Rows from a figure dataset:
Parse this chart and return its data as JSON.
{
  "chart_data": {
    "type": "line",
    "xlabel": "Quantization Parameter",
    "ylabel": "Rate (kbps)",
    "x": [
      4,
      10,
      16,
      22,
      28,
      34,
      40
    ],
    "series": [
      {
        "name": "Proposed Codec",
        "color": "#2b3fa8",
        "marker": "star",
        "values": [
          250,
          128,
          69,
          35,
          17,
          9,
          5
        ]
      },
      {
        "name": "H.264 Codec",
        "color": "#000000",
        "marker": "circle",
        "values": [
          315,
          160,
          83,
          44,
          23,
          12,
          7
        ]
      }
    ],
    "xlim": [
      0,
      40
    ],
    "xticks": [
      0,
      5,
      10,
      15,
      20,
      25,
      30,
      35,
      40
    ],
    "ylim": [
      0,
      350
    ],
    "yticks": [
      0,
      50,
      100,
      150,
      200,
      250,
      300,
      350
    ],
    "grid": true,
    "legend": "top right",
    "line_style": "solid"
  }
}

◆ GOAL ◆
Copy out the lines that hold "name".

◆ WRITTEN SOLUTION ◆
        "name": "Proposed Codec",
        "name": "H.264 Codec",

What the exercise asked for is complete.